***** GIVEN DATA
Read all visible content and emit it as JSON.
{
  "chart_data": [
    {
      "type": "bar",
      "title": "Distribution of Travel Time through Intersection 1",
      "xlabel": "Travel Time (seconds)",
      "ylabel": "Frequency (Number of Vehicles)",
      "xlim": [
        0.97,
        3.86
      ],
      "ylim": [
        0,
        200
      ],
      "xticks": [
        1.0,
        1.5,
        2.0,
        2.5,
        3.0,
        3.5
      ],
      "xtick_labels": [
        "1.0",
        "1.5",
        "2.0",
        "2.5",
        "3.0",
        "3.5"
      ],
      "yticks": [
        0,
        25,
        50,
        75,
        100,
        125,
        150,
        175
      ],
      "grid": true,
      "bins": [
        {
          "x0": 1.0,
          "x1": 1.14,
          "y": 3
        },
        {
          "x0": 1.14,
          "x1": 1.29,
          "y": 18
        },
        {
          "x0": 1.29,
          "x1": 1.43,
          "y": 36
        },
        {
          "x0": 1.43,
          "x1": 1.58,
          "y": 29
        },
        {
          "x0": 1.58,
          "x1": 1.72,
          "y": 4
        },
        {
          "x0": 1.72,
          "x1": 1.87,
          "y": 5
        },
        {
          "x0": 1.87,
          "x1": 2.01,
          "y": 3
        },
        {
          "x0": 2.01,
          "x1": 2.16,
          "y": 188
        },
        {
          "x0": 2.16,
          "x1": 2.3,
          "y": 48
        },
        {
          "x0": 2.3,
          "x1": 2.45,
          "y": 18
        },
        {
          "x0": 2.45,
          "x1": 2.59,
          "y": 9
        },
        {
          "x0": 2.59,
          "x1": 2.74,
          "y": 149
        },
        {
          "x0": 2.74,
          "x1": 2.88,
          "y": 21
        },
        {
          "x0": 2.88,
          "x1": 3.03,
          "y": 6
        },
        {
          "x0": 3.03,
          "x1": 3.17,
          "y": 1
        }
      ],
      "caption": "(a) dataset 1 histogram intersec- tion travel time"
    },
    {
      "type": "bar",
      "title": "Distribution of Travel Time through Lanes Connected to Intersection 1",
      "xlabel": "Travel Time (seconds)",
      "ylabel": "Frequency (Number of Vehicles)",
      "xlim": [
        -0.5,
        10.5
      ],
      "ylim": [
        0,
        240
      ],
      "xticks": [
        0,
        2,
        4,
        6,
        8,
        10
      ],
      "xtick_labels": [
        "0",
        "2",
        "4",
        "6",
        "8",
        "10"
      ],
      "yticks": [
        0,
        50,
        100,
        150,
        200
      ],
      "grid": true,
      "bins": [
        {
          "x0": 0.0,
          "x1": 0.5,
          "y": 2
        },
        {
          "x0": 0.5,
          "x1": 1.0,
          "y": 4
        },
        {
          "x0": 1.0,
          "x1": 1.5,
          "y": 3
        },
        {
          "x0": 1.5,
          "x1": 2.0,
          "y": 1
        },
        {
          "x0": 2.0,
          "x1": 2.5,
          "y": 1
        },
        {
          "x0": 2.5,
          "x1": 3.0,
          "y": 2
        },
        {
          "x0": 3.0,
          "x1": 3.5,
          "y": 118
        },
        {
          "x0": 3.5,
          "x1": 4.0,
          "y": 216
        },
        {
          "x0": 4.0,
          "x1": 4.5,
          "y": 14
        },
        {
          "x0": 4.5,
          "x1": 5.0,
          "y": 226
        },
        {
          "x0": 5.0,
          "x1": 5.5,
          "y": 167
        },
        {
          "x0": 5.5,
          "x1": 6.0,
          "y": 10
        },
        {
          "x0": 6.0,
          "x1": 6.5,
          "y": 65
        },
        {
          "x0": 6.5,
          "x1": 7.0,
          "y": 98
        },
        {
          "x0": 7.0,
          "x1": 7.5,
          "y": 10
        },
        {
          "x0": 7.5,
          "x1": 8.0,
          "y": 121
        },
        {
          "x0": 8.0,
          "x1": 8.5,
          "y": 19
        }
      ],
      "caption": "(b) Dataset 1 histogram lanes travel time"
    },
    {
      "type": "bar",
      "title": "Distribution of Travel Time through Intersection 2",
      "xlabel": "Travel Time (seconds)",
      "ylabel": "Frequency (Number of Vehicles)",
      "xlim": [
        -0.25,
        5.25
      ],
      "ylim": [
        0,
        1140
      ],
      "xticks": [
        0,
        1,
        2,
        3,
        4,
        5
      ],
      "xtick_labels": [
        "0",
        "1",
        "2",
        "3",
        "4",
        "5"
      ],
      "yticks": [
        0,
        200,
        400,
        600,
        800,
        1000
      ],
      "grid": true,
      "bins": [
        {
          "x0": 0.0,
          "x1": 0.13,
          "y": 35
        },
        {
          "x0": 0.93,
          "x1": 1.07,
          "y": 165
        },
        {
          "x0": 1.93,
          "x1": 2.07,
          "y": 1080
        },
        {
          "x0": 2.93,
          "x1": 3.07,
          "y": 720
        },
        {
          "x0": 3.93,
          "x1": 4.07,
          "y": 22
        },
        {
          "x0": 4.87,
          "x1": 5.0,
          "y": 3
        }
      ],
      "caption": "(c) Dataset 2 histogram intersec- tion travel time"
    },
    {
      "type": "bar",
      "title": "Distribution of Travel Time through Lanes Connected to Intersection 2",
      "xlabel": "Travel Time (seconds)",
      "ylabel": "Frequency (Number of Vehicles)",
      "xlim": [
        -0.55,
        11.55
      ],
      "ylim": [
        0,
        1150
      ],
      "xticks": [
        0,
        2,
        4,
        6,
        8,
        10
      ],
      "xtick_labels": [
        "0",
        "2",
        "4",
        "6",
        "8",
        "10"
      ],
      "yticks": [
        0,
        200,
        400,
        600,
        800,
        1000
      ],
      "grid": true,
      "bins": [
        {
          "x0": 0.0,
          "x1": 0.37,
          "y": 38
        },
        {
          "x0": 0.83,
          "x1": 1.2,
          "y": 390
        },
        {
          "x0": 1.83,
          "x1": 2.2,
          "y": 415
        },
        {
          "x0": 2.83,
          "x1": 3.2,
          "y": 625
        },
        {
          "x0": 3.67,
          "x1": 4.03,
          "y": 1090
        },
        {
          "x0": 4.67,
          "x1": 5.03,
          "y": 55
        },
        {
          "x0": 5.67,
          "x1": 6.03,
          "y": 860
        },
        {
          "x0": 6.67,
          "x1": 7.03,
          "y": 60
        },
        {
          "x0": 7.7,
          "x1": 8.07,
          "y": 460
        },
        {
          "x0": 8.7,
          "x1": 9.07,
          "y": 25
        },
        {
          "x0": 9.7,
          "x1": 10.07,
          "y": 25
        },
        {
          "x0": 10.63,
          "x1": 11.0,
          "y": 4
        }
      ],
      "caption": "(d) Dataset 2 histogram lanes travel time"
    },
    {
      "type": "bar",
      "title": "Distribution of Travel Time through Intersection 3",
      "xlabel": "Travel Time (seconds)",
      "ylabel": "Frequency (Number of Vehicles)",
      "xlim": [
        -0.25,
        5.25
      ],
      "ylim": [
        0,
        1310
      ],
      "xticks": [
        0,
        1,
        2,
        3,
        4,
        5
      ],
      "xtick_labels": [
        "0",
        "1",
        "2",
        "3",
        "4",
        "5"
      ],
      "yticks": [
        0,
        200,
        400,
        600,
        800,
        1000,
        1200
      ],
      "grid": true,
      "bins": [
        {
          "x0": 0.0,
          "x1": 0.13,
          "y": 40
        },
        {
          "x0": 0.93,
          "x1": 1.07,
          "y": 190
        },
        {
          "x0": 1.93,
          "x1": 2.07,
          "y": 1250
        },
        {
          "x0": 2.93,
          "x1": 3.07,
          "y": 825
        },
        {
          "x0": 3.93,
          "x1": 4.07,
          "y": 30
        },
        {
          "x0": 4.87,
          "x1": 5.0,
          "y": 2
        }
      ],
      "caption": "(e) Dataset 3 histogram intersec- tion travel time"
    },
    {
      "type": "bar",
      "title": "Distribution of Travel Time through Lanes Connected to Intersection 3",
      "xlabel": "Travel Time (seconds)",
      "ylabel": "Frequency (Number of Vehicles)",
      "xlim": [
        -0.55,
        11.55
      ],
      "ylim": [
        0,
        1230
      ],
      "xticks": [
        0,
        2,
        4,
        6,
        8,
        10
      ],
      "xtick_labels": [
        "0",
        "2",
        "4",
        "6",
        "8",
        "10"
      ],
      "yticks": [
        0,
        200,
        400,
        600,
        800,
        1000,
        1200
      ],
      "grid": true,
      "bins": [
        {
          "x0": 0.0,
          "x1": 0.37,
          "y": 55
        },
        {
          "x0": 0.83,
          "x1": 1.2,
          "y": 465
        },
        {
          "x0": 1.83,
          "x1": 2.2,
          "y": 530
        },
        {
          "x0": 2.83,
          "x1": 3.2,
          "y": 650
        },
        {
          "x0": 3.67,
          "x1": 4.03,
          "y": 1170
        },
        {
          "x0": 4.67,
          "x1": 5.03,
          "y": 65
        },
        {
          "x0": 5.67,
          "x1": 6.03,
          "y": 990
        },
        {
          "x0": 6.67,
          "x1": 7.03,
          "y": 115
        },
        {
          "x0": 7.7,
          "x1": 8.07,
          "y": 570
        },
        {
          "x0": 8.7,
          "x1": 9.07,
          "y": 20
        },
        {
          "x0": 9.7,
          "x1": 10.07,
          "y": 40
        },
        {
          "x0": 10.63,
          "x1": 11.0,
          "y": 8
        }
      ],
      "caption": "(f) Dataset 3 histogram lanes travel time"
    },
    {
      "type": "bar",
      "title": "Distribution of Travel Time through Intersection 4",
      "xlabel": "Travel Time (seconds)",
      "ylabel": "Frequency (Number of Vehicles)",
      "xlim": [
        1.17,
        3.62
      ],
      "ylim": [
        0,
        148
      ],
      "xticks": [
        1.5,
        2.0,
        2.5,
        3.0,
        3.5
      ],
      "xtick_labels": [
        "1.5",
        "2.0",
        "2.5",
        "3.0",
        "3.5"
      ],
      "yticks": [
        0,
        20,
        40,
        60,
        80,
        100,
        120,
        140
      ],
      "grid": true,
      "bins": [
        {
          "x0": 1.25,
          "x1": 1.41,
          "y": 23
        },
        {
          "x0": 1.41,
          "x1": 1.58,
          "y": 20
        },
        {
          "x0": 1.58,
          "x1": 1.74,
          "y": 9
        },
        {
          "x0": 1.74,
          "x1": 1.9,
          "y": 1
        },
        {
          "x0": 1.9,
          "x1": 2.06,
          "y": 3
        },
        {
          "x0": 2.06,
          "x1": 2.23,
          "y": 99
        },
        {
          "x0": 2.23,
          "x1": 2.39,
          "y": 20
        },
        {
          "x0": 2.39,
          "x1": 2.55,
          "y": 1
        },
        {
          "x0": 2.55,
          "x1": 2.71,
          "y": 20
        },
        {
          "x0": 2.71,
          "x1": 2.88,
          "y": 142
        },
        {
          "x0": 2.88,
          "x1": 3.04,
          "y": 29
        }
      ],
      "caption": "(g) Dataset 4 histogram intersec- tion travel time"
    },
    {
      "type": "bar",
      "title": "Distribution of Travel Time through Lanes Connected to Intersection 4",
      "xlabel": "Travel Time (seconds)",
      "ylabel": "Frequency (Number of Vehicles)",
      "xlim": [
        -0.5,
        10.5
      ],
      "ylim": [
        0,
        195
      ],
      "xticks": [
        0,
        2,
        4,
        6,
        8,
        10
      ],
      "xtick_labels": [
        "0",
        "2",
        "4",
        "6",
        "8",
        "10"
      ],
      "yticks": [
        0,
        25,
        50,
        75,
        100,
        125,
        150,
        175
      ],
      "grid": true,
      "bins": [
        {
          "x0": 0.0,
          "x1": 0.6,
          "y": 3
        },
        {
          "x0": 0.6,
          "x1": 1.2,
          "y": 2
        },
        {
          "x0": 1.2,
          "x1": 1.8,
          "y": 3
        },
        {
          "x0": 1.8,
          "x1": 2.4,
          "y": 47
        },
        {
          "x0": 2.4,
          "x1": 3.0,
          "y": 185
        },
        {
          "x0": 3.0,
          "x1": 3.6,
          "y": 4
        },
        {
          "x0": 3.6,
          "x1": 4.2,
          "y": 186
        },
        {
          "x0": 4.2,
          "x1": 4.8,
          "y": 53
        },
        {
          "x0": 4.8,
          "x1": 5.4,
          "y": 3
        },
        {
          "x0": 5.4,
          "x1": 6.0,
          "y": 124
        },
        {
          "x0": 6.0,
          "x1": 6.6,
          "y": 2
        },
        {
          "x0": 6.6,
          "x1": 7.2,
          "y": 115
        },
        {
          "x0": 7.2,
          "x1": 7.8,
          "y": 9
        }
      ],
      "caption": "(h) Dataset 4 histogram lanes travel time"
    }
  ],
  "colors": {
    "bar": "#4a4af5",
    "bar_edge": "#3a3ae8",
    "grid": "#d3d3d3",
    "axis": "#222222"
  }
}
**********
YOUR TASK: Every line of the records that includes the word "histogram" should be gathered.

RESULT:
      "caption": "(a) dataset 1 histogram intersec- tion travel time"
      "caption": "(b) Dataset 1 histogram lanes travel time"
      "caption": "(c) Dataset 2 histogram intersec- tion travel time"
      "caption": "(d) Dataset 2 histogram lanes travel time"
      "caption": "(e) Dataset 3 histogram intersec- tion travel time"
      "caption": "(f) Dataset 3 histogram lanes travel time"
      "caption": "(g) Dataset 4 histogram intersec- tion travel time"
      "caption": "(h) Dataset 4 histogram lanes travel time"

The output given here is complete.